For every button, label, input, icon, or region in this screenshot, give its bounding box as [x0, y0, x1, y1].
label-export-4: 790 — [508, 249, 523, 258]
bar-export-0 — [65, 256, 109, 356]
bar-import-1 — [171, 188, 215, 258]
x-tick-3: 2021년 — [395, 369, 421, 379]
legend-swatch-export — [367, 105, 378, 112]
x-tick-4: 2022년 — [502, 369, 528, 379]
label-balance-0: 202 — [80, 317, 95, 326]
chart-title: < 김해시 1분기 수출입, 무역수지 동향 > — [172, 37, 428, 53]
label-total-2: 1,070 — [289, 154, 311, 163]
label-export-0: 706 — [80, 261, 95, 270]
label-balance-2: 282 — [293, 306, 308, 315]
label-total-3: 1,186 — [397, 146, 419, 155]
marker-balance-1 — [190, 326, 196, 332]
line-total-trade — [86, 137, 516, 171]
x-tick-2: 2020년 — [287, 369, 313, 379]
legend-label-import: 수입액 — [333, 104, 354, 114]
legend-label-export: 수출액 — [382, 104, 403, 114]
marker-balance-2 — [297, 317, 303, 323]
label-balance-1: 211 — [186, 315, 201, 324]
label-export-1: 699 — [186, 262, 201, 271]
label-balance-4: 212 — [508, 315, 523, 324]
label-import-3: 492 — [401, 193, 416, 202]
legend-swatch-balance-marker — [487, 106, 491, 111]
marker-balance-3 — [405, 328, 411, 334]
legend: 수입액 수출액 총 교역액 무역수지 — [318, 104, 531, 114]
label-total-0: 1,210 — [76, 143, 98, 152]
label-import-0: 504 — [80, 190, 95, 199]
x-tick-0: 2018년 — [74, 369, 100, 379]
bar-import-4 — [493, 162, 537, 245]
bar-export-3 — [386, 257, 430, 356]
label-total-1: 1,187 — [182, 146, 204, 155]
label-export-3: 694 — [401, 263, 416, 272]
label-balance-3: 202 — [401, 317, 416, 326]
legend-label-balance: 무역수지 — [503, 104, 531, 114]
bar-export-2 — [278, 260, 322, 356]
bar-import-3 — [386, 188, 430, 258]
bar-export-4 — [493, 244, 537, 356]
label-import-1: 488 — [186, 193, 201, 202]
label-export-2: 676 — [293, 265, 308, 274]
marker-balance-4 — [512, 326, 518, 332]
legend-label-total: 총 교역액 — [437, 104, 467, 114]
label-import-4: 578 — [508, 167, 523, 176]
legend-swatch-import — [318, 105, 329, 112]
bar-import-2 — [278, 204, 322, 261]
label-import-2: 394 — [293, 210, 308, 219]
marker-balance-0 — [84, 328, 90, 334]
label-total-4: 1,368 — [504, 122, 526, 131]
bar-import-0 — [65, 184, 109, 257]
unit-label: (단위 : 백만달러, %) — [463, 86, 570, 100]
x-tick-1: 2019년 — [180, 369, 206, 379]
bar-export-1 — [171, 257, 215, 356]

________________

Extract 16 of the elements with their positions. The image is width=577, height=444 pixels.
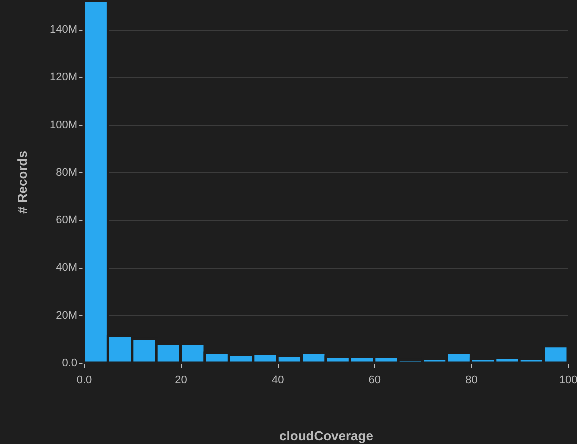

________________

# EXERCISE:
Transcribe the lines between the line holding "For every button, label, input, icon, or" and the line holding "legend-label-import: 수입액 —", inclusive.

# COMPLETE OUTPUT:
For every button, label, input, icon, or region in this screenshot, give its bounding box as [x0, y0, x1, y1].
label-export-4: 790 — [508, 249, 523, 258]
bar-export-0 — [65, 256, 109, 356]
bar-import-1 — [171, 188, 215, 258]
x-tick-3: 2021년 — [395, 369, 421, 379]
legend-swatch-export — [367, 105, 378, 112]
x-tick-4: 2022년 — [502, 369, 528, 379]
label-balance-0: 202 — [80, 317, 95, 326]
chart-title: < 김해시 1분기 수출입, 무역수지 동향 > — [172, 37, 428, 53]
label-total-2: 1,070 — [289, 154, 311, 163]
label-export-0: 706 — [80, 261, 95, 270]
label-balance-2: 282 — [293, 306, 308, 315]
label-total-3: 1,186 — [397, 146, 419, 155]
marker-balance-1 — [190, 326, 196, 332]
line-total-trade — [86, 137, 516, 171]
x-tick-2: 2020년 — [287, 369, 313, 379]
legend-label-import: 수입액 — [333, 104, 354, 114]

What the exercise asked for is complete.